§ **Exercise details**:
Print verbatim the lines of the entries from the one containing "Read all visible content and emit it as JSON." to the last, inclusive, and no others.

-- begin --

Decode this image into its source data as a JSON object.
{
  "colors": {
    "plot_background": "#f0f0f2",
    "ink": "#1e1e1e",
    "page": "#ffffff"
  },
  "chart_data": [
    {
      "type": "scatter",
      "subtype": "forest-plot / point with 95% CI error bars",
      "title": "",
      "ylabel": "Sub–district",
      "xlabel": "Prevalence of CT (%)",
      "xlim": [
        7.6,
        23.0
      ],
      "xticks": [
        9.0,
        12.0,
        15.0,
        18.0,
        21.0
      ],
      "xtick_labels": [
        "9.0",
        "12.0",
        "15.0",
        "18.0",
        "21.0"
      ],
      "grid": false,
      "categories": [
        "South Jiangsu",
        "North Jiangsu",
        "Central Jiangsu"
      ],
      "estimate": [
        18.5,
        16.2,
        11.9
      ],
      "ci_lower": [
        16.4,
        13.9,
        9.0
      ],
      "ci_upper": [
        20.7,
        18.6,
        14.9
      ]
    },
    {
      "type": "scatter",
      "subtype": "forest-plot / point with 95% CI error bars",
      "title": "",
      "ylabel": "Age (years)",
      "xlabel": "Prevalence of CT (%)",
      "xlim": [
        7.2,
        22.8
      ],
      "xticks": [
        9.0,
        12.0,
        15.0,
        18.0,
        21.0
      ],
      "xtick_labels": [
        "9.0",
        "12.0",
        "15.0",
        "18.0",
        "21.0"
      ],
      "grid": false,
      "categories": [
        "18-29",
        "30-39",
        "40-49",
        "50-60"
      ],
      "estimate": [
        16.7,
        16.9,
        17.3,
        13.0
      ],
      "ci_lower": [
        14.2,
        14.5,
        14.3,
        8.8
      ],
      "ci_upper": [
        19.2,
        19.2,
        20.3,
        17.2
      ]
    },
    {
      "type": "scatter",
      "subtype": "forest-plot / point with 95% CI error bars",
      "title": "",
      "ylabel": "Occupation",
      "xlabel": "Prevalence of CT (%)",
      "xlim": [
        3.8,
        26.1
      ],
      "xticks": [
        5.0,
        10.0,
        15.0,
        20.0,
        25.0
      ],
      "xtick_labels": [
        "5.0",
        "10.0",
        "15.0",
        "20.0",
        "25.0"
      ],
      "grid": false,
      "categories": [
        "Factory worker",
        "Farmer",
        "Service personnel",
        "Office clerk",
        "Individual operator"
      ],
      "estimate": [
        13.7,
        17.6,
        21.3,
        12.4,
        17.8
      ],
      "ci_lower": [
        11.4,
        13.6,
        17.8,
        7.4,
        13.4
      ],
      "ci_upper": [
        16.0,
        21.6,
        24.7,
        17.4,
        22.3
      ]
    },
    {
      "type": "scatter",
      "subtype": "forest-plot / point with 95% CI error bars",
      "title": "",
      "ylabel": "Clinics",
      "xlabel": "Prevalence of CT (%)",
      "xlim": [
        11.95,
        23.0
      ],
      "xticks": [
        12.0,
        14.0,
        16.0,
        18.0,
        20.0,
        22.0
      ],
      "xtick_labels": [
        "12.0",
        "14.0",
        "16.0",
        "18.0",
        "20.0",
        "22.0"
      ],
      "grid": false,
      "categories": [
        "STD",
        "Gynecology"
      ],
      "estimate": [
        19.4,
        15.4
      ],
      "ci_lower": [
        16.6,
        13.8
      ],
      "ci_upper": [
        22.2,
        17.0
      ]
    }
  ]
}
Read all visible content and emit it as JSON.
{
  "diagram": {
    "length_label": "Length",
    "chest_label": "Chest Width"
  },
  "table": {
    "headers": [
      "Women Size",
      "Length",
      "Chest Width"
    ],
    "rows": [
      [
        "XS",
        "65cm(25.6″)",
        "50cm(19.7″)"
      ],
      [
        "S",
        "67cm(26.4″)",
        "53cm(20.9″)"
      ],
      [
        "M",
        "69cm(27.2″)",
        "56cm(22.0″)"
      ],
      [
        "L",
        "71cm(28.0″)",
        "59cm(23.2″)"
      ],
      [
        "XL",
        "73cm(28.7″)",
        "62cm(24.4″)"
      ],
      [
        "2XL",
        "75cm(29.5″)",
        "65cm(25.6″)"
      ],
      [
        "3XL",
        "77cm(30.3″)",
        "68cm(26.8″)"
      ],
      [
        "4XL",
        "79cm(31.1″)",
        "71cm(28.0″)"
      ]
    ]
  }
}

-- end --

§ **Solution to this problem**:
Read all visible content and emit it as JSON.
{
  "diagram": {
    "length_label": "Length",
    "chest_label": "Chest Width"
  },
  "table": {
    "headers": [
      "Women Size",
      "Length",
      "Chest Width"
    ],
    "rows": [
      [
        "XS",
        "65cm(25.6″)",
        "50cm(19.7″)"
      ],
      [
        "S",
        "67cm(26.4″)",
        "53cm(20.9″)"
      ],
      [
        "M",
        "69cm(27.2″)",
        "56cm(22.0″)"
      ],
      [
        "L",
        "71cm(28.0″)",
        "59cm(23.2″)"
      ],
      [
        "XL",
        "73cm(28.7″)",
        "62cm(24.4″)"
      ],
      [
        "2XL",
        "75cm(29.5″)",
        "65cm(25.6″)"
      ],
      [
        "3XL",
        "77cm(30.3″)",
        "68cm(26.8″)"
      ],
      [
        "4XL",
        "79cm(31.1″)",
        "71cm(28.0″)"
      ]
    ]
  }
}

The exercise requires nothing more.